■ TASK GOAL ■
Determine the number of lines where "Ausscheidung" occurs and reply with that number by itself.
--- START OF SUPPLIED RECORDS ---
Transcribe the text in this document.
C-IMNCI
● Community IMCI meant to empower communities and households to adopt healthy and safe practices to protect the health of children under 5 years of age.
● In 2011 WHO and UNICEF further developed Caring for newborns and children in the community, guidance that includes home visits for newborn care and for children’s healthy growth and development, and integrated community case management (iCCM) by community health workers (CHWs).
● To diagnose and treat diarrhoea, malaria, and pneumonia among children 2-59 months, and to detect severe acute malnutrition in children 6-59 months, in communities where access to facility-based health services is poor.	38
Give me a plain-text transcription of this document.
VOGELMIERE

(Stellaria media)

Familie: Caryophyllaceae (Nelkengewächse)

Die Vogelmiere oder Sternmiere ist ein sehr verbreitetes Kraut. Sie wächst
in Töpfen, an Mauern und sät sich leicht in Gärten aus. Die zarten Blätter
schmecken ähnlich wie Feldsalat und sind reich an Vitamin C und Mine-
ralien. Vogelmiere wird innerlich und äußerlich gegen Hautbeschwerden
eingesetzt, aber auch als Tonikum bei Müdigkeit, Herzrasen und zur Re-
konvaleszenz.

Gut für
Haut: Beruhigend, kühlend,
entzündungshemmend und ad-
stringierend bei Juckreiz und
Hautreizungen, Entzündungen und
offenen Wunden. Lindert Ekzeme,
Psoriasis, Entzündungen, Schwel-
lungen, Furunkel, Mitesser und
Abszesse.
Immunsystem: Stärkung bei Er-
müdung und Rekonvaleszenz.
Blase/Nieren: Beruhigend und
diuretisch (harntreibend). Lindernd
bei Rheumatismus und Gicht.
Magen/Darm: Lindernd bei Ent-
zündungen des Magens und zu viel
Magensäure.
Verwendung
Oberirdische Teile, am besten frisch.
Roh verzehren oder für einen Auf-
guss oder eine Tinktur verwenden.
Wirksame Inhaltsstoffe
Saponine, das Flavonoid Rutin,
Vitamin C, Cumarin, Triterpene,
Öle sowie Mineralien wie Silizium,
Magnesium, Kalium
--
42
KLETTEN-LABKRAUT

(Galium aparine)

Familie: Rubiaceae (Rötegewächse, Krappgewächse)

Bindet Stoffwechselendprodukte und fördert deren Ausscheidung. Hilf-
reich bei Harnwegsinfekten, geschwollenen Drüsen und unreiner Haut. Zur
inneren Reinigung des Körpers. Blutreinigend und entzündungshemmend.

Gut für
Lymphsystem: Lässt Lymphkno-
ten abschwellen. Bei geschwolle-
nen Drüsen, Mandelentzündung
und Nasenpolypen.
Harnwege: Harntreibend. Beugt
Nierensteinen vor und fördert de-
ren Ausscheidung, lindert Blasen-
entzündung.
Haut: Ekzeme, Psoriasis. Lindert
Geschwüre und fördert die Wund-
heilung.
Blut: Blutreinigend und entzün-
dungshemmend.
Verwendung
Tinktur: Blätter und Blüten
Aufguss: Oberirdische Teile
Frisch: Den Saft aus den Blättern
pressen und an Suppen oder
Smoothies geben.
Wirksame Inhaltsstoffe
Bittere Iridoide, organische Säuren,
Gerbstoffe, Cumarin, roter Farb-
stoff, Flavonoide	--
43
--- END OF SUPPLIED RECORDS ---
■ TASK SOLUTION ■
2